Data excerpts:
==========
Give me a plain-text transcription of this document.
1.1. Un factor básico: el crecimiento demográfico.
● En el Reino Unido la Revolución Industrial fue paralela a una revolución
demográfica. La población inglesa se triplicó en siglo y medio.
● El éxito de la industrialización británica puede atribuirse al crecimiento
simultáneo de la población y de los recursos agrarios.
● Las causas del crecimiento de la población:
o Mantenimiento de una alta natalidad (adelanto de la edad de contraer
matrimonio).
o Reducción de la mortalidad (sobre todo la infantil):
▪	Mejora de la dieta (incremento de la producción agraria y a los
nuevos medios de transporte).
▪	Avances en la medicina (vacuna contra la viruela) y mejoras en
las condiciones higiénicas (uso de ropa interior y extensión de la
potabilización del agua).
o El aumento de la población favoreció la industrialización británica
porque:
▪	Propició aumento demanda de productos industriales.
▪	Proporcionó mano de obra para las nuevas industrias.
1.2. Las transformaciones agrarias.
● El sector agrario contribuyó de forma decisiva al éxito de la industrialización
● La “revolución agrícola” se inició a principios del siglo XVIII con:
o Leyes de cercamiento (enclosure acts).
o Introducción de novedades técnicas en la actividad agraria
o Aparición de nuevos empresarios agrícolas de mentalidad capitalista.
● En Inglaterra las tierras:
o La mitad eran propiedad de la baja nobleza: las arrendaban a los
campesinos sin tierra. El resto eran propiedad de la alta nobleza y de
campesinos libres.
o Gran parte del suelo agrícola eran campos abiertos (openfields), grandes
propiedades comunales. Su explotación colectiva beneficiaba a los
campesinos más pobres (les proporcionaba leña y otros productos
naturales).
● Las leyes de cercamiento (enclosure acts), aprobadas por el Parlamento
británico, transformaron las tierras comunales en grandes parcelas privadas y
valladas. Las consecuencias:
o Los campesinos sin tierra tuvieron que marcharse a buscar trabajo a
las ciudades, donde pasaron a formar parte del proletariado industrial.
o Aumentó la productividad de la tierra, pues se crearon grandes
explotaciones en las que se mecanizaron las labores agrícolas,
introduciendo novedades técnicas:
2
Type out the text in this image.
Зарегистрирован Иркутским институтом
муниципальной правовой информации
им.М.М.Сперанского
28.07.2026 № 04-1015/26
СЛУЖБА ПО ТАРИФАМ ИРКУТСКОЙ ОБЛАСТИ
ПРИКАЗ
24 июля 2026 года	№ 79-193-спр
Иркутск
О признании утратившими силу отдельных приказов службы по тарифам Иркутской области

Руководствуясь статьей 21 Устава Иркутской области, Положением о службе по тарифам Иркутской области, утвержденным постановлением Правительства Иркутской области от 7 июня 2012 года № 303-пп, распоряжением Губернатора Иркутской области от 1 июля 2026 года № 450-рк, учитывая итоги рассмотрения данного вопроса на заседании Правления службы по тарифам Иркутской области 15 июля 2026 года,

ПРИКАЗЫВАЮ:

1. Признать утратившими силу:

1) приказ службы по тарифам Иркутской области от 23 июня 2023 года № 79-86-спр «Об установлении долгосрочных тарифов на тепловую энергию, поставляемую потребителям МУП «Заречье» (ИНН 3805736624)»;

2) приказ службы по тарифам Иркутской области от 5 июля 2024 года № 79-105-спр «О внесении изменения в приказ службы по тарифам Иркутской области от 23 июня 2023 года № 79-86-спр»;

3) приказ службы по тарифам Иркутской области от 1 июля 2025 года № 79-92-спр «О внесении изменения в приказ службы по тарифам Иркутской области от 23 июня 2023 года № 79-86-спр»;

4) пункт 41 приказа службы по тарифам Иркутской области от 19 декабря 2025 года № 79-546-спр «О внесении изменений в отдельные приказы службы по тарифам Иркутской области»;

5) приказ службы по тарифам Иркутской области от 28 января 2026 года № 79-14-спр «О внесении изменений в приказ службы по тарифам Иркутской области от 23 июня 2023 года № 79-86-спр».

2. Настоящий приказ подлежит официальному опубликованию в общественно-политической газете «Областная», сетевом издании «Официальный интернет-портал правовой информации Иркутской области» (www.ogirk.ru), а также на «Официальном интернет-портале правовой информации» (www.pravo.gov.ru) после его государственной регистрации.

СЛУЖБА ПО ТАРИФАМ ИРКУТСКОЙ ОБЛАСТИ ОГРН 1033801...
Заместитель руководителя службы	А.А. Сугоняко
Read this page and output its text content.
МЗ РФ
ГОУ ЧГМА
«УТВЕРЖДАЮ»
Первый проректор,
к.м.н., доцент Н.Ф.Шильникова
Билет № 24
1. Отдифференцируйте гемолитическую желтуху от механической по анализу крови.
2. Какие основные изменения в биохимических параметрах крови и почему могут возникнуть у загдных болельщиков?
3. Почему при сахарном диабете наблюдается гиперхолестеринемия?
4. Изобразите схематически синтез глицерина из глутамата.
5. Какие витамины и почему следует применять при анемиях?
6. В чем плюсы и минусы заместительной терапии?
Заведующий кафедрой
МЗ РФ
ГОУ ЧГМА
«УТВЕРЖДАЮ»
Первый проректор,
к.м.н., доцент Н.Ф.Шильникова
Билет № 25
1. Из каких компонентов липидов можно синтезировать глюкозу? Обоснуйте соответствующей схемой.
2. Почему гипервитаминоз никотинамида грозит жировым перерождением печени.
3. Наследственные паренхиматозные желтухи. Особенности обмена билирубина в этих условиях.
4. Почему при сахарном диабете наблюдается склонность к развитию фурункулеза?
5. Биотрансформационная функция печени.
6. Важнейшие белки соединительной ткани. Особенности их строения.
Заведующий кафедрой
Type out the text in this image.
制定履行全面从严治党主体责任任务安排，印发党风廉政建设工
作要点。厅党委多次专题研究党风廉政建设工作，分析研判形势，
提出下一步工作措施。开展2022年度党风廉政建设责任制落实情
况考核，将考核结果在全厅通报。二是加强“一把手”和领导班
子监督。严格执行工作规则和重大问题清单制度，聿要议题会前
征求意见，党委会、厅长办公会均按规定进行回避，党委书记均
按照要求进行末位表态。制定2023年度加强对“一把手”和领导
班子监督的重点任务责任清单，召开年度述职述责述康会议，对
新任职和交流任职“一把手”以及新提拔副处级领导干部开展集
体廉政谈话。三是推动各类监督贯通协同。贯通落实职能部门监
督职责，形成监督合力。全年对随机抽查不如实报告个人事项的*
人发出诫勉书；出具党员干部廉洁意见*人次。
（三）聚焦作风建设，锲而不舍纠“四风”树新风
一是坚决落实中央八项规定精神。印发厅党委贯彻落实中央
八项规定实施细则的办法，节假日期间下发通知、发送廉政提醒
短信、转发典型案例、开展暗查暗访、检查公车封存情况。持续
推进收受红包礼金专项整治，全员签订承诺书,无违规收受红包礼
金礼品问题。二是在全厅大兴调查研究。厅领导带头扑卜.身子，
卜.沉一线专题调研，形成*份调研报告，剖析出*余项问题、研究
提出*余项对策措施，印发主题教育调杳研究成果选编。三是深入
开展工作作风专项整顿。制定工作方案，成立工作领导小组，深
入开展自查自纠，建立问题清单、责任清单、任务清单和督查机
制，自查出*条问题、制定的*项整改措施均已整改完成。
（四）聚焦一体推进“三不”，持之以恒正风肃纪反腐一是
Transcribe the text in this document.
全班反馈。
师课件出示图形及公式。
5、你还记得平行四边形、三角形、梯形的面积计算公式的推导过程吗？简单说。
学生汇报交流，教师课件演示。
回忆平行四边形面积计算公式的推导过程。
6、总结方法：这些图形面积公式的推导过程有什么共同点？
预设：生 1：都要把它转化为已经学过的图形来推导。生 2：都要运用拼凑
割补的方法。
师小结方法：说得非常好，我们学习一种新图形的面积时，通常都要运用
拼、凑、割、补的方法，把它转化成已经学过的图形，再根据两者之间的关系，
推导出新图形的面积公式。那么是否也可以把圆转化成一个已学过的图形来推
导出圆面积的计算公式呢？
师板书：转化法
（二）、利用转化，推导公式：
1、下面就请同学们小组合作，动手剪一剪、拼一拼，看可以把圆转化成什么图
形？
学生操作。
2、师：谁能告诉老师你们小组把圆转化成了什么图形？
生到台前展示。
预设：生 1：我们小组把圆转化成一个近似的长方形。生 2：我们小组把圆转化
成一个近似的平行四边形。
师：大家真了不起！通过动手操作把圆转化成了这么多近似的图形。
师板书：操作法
==========
REQUIRED WORK: Copy every line of the listing that contains the word "Какие".

TASK RESULT:
2. Какие основные изменения в биохимических параметрах крови и почему могут возникнуть у загдных болельщиков?
5. Какие витамины и почему следует применять при анемиях?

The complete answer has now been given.